## [Exercise aim]
Please transcribe the records precisely; pictures stay out of your copy.

## [Excerpt from a dataset]
┄┄┄┄┄┄┄┄┄┄┄┄┄┄┄┄┄┄┄┄

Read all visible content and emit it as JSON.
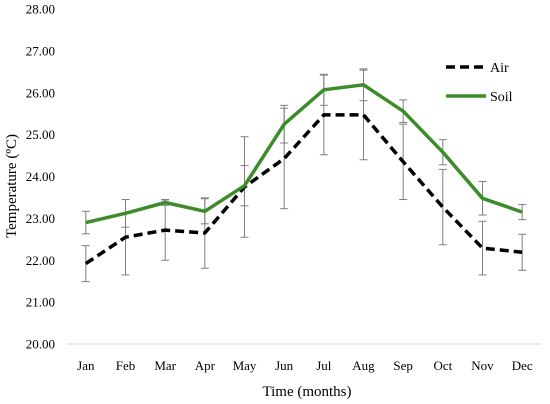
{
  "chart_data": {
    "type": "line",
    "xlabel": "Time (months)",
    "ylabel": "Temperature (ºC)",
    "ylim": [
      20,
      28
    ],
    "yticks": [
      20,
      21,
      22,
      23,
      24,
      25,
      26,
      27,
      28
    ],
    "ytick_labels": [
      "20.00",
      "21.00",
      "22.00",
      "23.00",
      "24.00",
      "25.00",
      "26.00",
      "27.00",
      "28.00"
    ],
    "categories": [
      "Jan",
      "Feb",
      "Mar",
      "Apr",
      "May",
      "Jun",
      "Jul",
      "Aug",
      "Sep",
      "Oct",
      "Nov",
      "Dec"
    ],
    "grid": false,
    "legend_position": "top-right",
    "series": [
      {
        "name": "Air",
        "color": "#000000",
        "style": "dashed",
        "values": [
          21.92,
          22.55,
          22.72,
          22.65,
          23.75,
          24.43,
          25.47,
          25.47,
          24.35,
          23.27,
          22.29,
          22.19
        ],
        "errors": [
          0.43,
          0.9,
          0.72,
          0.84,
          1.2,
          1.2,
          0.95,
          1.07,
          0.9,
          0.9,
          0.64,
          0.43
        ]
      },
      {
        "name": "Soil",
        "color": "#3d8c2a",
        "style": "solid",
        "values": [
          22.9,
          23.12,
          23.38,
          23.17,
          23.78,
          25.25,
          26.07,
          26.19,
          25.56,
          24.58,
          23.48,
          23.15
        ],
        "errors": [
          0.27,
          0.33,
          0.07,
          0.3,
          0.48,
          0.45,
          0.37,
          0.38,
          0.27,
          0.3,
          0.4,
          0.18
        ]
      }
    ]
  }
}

┄┄┄┄┄┄┄┄┄┄┄┄┄┄┄┄┄┄┄┄

## [Correct answer]
Read all visible content and emit it as JSON.
{
  "chart_data": {
    "type": "line",
    "xlabel": "Time (months)",
    "ylabel": "Temperature (ºC)",
    "ylim": [
      20,
      28
    ],
    "yticks": [
      20,
      21,
      22,
      23,
      24,
      25,
      26,
      27,
      28
    ],
    "ytick_labels": [
      "20.00",
      "21.00",
      "22.00",
      "23.00",
      "24.00",
      "25.00",
      "26.00",
      "27.00",
      "28.00"
    ],
    "categories": [
      "Jan",
      "Feb",
      "Mar",
      "Apr",
      "May",
      "Jun",
      "Jul",
      "Aug",
      "Sep",
      "Oct",
      "Nov",
      "Dec"
    ],
    "grid": false,
    "legend_position": "top-right",
    "series": [
      {
        "name": "Air",
        "color": "#000000",
        "style": "dashed",
        "values": [
          21.92,
          22.55,
          22.72,
          22.65,
          23.75,
          24.43,
          25.47,
          25.47,
          24.35,
          23.27,
          22.29,
          22.19
        ],
        "errors": [
          0.43,
          0.9,
          0.72,
          0.84,
          1.2,
          1.2,
          0.95,
          1.07,
          0.9,
          0.9,
          0.64,
          0.43
        ]
      },
      {
        "name": "Soil",
        "color": "#3d8c2a",
        "style": "solid",
        "values": [
          22.9,
          23.12,
          23.38,
          23.17,
          23.78,
          25.25,
          26.07,
          26.19,
          25.56,
          24.58,
          23.48,
          23.15
        ],
        "errors": [
          0.27,
          0.33,
          0.07,
          0.3,
          0.48,
          0.45,
          0.37,
          0.38,
          0.27,
          0.3,
          0.4,
          0.18
        ]
      }
    ]
  }
}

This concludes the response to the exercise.